▸ WHAT TO PRODUCE
Transcribe all of the records precisely as they are presented.

** begin INPUT FOR THIS TASK **

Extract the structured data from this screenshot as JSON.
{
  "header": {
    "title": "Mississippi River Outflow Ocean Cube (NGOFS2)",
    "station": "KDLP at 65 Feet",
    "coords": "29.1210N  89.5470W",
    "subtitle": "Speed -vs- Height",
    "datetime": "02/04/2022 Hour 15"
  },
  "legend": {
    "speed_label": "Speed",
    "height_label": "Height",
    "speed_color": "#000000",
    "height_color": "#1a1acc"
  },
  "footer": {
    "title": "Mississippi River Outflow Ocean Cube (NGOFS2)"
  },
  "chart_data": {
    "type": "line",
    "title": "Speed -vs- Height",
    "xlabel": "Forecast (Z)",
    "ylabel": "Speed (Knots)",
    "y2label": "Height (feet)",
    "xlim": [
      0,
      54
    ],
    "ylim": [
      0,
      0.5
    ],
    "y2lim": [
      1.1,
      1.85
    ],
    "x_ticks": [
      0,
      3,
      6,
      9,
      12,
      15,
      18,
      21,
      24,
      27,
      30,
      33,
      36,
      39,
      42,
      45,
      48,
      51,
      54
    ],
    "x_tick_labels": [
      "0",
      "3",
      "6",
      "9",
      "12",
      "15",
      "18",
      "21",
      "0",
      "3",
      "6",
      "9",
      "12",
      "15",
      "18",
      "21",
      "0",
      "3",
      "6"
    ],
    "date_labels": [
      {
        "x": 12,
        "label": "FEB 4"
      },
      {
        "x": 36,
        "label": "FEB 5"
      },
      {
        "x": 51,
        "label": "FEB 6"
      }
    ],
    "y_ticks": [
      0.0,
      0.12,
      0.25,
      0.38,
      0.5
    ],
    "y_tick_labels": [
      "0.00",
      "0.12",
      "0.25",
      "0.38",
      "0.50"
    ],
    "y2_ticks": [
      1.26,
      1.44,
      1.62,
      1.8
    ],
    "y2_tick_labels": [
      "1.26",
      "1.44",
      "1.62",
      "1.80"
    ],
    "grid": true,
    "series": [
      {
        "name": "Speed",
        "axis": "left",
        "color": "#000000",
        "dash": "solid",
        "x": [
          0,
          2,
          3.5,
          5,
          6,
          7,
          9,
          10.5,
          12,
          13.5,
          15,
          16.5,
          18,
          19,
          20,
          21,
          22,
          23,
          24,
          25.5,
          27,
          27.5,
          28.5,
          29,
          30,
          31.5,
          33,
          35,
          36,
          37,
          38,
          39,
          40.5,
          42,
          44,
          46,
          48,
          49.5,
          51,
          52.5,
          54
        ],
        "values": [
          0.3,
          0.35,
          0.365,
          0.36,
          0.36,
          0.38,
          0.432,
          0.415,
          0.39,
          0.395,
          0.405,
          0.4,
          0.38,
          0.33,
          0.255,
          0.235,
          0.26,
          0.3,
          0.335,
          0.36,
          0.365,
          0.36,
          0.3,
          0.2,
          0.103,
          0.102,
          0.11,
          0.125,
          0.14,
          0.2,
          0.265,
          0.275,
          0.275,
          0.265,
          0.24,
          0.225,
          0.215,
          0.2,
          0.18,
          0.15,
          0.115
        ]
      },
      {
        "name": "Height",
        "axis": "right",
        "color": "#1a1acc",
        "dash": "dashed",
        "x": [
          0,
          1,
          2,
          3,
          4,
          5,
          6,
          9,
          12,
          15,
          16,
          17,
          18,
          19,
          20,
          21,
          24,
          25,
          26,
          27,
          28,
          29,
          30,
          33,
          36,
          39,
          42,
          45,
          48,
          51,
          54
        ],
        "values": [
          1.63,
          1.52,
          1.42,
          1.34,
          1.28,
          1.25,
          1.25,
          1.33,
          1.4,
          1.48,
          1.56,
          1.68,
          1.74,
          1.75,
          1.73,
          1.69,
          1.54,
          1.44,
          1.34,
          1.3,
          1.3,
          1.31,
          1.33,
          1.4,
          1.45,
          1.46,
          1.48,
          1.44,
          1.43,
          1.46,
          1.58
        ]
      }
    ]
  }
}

** end INPUT FOR THIS TASK **

▸ EXERCISE RESPONSE
Extract the structured data from this screenshot as JSON.
{
  "header": {
    "title": "Mississippi River Outflow Ocean Cube (NGOFS2)",
    "station": "KDLP at 65 Feet",
    "coords": "29.1210N  89.5470W",
    "subtitle": "Speed -vs- Height",
    "datetime": "02/04/2022 Hour 15"
  },
  "legend": {
    "speed_label": "Speed",
    "height_label": "Height",
    "speed_color": "#000000",
    "height_color": "#1a1acc"
  },
  "footer": {
    "title": "Mississippi River Outflow Ocean Cube (NGOFS2)"
  },
  "chart_data": {
    "type": "line",
    "title": "Speed -vs- Height",
    "xlabel": "Forecast (Z)",
    "ylabel": "Speed (Knots)",
    "y2label": "Height (feet)",
    "xlim": [
      0,
      54
    ],
    "ylim": [
      0,
      0.5
    ],
    "y2lim": [
      1.1,
      1.85
    ],
    "x_ticks": [
      0,
      3,
      6,
      9,
      12,
      15,
      18,
      21,
      24,
      27,
      30,
      33,
      36,
      39,
      42,
      45,
      48,
      51,
      54
    ],
    "x_tick_labels": [
      "0",
      "3",
      "6",
      "9",
      "12",
      "15",
      "18",
      "21",
      "0",
      "3",
      "6",
      "9",
      "12",
      "15",
      "18",
      "21",
      "0",
      "3",
      "6"
    ],
    "date_labels": [
      {
        "x": 12,
        "label": "FEB 4"
      },
      {
        "x": 36,
        "label": "FEB 5"
      },
      {
        "x": 51,
        "label": "FEB 6"
      }
    ],
    "y_ticks": [
      0.0,
      0.12,
      0.25,
      0.38,
      0.5
    ],
    "y_tick_labels": [
      "0.00",
      "0.12",
      "0.25",
      "0.38",
      "0.50"
    ],
    "y2_ticks": [
      1.26,
      1.44,
      1.62,
      1.8
    ],
    "y2_tick_labels": [
      "1.26",
      "1.44",
      "1.62",
      "1.80"
    ],
    "grid": true,
    "series": [
      {
        "name": "Speed",
        "axis": "left",
        "color": "#000000",
        "dash": "solid",
        "x": [
          0,
          2,
          3.5,
          5,
          6,
          7,
          9,
          10.5,
          12,
          13.5,
          15,
          16.5,
          18,
          19,
          20,
          21,
          22,
          23,
          24,
          25.5,
          27,
          27.5,
          28.5,
          29,
          30,
          31.5,
          33,
          35,
          36,
          37,
          38,
          39,
          40.5,
          42,
          44,
          46,
          48,
          49.5,
          51,
          52.5,
          54
        ],
        "values": [
          0.3,
          0.35,
          0.365,
          0.36,
          0.36,
          0.38,
          0.432,
          0.415,
          0.39,
          0.395,
          0.405,
          0.4,
          0.38,
          0.33,
          0.255,
          0.235,
          0.26,
          0.3,
          0.335,
          0.36,
          0.365,
          0.36,
          0.3,
          0.2,
          0.103,
          0.102,
          0.11,
          0.125,
          0.14,
          0.2,
          0.265,
          0.275,
          0.275,
          0.265,
          0.24,
          0.225,
          0.215,
          0.2,
          0.18,
          0.15,
          0.115
        ]
      },
      {
        "name": "Height",
        "axis": "right",
        "color": "#1a1acc",
        "dash": "dashed",
        "x": [
          0,
          1,
          2,
          3,
          4,
          5,
          6,
          9,
          12,
          15,
          16,
          17,
          18,
          19,
          20,
          21,
          24,
          25,
          26,
          27,
          28,
          29,
          30,
          33,
          36,
          39,
          42,
          45,
          48,
          51,
          54
        ],
        "values": [
          1.63,
          1.52,
          1.42,
          1.34,
          1.28,
          1.25,
          1.25,
          1.33,
          1.4,
          1.48,
          1.56,
          1.68,
          1.74,
          1.75,
          1.73,
          1.69,
          1.54,
          1.44,
          1.34,
          1.3,
          1.3,
          1.31,
          1.33,
          1.4,
          1.45,
          1.46,
          1.48,
          1.44,
          1.43,
          1.46,
          1.58
        ]
      }
    ]
  }
}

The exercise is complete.